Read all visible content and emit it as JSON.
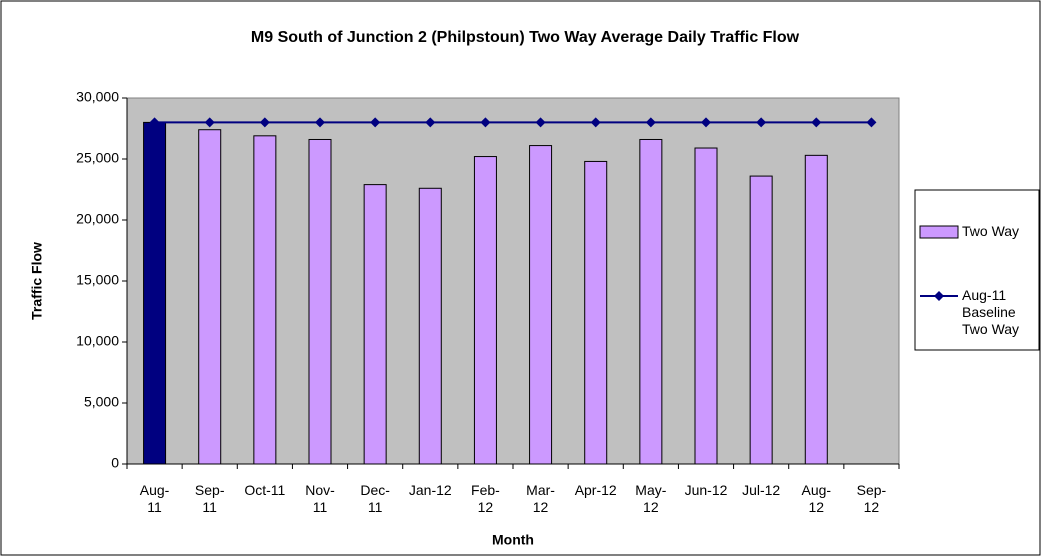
{
  "chart_data": {
    "type": "bar_line",
    "title": "M9 South of Junction 2 (Philpstoun) Two Way Average Daily Traffic Flow",
    "x_label": "Month",
    "y_label": "Traffic Flow",
    "categories": [
      "Aug-11",
      "Sep-11",
      "Oct-11",
      "Nov-11",
      "Dec-11",
      "Jan-12",
      "Feb-12",
      "Mar-12",
      "Apr-12",
      "May-12",
      "Jun-12",
      "Jul-12",
      "Aug-12",
      "Sep-12"
    ],
    "series": [
      {
        "name": "Two Way",
        "kind": "bar",
        "color": "#cc99ff",
        "colors": [
          "#000080",
          "#cc99ff",
          "#cc99ff",
          "#cc99ff",
          "#cc99ff",
          "#cc99ff",
          "#cc99ff",
          "#cc99ff",
          "#cc99ff",
          "#cc99ff",
          "#cc99ff",
          "#cc99ff",
          "#cc99ff",
          "#cc99ff"
        ],
        "values": [
          28000,
          27400,
          26900,
          26600,
          22900,
          22600,
          25200,
          26100,
          24800,
          26600,
          25900,
          23600,
          25300,
          null
        ]
      },
      {
        "name": "Aug-11 Baseline Two Way",
        "kind": "line",
        "color": "#000080",
        "values": [
          28000,
          28000,
          28000,
          28000,
          28000,
          28000,
          28000,
          28000,
          28000,
          28000,
          28000,
          28000,
          28000,
          28000
        ]
      }
    ],
    "ylim": [
      0,
      30000
    ],
    "yticks": [
      0,
      {
        "value": 5000,
        "label": "5,000"
      },
      {
        "value": 10000,
        "label": "10,000"
      },
      {
        "value": 15000,
        "label": "15,000"
      },
      {
        "value": 20000,
        "label": "20,000"
      },
      {
        "value": 25000,
        "label": "25,000"
      },
      {
        "value": 30000,
        "label": "30,000"
      }
    ],
    "legend": "right",
    "plot_background": "#c0c0c0"
  }
}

> [What the task asks]: Check the data for the word "Flow" and pull out the lines that have it.

> [Answer]:
    "title": "M9 South of Junction 2 (Philpstoun) Two Way Average Daily Traffic Flow",
    "y_label": "Traffic Flow",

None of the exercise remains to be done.